Report, word for word, every line of the material that contains "ORBITAL".

****************

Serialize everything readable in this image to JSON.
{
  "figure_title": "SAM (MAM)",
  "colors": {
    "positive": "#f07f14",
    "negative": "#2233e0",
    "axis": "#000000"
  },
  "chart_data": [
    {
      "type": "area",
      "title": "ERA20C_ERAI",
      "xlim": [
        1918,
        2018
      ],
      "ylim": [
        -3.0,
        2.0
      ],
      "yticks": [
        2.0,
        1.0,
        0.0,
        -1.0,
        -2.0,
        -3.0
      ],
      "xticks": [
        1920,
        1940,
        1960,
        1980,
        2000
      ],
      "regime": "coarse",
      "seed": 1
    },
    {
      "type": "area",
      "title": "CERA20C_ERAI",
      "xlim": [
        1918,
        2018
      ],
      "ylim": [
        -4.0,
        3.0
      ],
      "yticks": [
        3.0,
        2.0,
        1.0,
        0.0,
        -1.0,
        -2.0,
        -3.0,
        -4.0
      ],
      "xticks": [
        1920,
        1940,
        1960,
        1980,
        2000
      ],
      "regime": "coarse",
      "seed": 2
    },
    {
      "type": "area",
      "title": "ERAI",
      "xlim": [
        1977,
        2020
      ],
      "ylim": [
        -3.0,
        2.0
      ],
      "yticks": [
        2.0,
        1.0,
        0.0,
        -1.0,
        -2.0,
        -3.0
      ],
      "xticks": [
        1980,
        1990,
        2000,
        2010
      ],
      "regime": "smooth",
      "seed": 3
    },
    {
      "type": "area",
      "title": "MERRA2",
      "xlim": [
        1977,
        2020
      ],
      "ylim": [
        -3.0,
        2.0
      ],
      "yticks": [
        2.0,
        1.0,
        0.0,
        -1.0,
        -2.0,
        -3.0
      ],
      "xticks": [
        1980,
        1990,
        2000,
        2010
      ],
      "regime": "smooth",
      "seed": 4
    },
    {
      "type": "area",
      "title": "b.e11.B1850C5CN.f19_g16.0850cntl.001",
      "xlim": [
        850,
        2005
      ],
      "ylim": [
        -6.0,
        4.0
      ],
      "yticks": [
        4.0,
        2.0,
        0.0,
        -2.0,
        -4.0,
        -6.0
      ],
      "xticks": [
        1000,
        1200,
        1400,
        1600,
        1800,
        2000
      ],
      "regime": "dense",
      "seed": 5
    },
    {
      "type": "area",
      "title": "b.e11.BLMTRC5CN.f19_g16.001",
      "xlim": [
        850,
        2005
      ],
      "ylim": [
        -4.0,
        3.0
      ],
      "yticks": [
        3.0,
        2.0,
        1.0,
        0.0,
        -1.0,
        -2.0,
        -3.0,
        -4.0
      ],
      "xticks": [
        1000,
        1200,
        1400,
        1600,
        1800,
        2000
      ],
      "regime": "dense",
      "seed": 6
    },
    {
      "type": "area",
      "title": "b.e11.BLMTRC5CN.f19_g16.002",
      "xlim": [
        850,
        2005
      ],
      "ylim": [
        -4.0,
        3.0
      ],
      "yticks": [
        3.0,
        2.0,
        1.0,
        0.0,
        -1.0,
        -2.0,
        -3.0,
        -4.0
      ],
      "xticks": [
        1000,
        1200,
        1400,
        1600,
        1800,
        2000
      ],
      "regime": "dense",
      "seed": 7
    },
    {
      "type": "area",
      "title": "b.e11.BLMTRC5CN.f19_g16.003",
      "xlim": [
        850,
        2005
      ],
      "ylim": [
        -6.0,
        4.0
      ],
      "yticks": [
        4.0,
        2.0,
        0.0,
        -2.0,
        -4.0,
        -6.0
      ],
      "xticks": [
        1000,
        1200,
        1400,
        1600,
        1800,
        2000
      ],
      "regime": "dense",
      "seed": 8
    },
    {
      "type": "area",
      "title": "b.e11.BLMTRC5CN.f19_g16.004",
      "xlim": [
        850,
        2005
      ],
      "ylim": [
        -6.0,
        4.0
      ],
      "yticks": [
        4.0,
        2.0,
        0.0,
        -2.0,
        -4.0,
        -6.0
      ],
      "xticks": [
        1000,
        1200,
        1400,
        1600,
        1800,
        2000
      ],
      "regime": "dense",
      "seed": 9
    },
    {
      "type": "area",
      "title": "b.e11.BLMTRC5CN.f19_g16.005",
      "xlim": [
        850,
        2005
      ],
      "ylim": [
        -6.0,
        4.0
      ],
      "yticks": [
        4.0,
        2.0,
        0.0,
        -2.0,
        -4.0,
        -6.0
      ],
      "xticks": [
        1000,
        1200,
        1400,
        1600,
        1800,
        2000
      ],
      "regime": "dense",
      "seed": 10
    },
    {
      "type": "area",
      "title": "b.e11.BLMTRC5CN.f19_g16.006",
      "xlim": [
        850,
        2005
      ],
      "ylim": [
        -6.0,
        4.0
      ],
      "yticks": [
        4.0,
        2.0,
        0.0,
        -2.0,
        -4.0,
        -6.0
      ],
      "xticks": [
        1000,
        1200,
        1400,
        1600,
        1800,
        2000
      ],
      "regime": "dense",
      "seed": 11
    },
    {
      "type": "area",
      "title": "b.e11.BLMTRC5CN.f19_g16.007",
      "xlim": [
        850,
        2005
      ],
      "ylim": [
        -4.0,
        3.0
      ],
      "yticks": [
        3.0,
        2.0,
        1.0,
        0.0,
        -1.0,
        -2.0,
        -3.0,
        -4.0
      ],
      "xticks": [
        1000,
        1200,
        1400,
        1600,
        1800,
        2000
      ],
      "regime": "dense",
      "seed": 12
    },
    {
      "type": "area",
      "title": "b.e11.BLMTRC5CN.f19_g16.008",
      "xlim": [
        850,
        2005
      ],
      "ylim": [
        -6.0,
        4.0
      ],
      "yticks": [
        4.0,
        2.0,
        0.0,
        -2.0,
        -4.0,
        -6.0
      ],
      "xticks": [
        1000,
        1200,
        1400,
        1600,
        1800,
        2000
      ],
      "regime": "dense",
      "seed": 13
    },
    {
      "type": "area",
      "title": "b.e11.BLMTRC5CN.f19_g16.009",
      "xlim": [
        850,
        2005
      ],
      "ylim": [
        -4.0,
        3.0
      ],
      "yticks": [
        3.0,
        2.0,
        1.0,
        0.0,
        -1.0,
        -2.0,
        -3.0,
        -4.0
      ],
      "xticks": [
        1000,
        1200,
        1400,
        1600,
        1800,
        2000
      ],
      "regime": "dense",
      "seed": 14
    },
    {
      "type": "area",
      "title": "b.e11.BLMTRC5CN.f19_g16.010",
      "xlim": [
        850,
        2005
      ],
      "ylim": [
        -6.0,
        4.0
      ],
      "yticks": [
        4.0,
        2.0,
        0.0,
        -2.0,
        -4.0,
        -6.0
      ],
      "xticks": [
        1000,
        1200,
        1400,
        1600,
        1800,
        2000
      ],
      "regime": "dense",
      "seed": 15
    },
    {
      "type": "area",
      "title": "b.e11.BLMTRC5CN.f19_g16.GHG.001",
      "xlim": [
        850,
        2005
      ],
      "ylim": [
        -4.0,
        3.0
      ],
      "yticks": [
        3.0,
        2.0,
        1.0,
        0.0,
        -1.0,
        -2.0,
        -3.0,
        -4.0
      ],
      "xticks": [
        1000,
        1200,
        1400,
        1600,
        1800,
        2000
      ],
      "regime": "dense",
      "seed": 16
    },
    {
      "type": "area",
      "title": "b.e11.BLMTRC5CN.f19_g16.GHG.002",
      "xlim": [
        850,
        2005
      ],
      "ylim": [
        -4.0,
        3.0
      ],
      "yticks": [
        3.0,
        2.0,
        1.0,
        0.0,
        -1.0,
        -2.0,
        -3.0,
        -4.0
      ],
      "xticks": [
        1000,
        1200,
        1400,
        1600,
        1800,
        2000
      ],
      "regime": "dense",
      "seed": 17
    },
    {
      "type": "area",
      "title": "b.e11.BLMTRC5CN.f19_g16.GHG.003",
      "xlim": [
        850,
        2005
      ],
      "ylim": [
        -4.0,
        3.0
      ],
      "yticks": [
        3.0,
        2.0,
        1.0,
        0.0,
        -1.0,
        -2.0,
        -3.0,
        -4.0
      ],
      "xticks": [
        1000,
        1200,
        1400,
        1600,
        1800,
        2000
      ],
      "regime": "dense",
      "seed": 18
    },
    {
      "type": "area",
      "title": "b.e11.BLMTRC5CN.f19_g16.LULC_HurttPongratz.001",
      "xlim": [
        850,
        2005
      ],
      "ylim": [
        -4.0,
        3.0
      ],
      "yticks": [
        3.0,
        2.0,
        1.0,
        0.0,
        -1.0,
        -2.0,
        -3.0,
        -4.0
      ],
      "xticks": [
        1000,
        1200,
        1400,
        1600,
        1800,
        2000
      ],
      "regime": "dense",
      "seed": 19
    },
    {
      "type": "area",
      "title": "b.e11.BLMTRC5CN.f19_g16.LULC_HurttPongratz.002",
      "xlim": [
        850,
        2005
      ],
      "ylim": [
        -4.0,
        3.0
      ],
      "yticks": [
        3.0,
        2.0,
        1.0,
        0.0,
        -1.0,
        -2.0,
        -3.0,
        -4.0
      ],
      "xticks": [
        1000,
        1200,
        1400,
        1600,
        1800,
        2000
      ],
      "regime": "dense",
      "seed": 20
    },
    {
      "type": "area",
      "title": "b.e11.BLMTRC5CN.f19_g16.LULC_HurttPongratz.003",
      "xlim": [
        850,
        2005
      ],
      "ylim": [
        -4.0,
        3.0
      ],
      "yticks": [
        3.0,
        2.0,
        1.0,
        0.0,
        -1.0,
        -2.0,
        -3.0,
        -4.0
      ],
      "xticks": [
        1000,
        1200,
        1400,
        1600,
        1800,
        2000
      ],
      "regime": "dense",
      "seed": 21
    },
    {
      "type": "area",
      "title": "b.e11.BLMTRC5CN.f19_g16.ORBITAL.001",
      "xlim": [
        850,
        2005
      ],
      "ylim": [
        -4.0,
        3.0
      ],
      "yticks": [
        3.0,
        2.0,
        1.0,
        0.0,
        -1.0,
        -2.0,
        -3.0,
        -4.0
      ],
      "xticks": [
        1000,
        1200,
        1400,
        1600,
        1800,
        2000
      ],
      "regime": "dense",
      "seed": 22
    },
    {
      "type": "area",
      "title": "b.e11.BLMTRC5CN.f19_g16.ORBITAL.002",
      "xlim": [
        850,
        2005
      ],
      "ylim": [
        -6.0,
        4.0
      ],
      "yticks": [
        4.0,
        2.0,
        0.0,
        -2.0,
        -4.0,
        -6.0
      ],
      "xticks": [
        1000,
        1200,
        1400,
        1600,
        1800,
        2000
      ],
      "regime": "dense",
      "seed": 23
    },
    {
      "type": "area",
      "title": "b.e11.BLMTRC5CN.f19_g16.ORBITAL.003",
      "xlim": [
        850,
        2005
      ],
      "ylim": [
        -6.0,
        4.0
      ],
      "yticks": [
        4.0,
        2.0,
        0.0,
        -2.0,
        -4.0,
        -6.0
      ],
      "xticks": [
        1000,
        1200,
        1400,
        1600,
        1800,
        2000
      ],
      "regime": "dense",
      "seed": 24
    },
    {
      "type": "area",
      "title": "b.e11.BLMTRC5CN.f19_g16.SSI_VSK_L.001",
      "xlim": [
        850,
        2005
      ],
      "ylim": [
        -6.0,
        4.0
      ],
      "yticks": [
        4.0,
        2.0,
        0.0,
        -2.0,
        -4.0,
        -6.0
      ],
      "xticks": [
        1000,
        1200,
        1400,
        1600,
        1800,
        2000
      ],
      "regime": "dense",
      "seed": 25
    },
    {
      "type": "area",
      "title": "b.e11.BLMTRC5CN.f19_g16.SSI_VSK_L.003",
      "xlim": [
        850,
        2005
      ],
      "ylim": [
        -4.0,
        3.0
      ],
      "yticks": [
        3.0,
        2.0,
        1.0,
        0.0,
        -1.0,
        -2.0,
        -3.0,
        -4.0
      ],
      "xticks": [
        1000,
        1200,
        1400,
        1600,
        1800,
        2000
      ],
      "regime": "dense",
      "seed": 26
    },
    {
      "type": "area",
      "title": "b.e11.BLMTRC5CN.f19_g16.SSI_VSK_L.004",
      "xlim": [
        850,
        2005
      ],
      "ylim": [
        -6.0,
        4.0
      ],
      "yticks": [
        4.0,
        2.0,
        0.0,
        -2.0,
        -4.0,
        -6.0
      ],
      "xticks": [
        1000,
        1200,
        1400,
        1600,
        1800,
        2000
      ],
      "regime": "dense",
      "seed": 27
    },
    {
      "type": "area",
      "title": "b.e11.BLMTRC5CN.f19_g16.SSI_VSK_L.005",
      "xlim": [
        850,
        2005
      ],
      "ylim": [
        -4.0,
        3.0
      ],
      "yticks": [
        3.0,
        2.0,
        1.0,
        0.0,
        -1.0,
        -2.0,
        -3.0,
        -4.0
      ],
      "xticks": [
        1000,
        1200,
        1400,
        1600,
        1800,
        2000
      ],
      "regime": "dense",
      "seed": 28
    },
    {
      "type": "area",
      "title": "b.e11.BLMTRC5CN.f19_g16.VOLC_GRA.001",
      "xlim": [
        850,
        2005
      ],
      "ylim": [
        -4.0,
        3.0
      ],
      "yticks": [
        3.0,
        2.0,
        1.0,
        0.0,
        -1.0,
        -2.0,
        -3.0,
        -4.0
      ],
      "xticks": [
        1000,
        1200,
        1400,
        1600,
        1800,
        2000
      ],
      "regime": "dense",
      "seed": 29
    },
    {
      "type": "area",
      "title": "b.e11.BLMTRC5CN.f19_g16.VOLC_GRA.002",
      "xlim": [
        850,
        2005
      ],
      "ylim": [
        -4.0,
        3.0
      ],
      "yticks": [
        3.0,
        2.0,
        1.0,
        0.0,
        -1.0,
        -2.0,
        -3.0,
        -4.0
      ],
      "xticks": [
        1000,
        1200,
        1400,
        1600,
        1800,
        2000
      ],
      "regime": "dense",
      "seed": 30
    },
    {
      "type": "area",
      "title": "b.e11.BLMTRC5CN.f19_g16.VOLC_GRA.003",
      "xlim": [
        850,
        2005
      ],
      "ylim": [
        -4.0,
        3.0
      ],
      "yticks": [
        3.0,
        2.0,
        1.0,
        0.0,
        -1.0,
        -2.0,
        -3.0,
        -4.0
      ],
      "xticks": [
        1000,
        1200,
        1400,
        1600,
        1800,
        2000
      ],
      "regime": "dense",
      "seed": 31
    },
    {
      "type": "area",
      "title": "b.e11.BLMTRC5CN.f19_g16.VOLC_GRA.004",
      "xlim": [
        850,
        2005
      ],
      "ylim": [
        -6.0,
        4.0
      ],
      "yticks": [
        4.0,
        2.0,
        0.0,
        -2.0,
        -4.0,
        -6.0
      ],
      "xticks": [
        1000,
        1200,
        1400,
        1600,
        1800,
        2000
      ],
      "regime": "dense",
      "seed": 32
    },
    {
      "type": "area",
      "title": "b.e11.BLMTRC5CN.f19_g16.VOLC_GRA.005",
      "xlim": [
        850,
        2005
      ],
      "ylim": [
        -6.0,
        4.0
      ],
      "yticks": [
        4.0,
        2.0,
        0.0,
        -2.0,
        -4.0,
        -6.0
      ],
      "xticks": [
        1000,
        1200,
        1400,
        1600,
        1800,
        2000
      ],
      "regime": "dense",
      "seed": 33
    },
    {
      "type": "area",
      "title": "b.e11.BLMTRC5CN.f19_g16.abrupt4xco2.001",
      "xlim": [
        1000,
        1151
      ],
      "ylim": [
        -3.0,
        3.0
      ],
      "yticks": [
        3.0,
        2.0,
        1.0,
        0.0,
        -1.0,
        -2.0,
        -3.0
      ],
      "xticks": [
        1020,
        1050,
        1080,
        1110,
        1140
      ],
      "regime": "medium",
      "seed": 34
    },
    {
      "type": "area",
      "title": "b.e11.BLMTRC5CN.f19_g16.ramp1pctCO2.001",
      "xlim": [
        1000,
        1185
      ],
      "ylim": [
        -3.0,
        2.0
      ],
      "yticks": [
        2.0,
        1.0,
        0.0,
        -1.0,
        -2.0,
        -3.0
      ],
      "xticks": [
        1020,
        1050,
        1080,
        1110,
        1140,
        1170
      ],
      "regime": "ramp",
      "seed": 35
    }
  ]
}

****************

# Complete response
      "title": "b.e11.BLMTRC5CN.f19_g16.ORBITAL.001",
      "title": "b.e11.BLMTRC5CN.f19_g16.ORBITAL.002",
      "title": "b.e11.BLMTRC5CN.f19_g16.ORBITAL.003",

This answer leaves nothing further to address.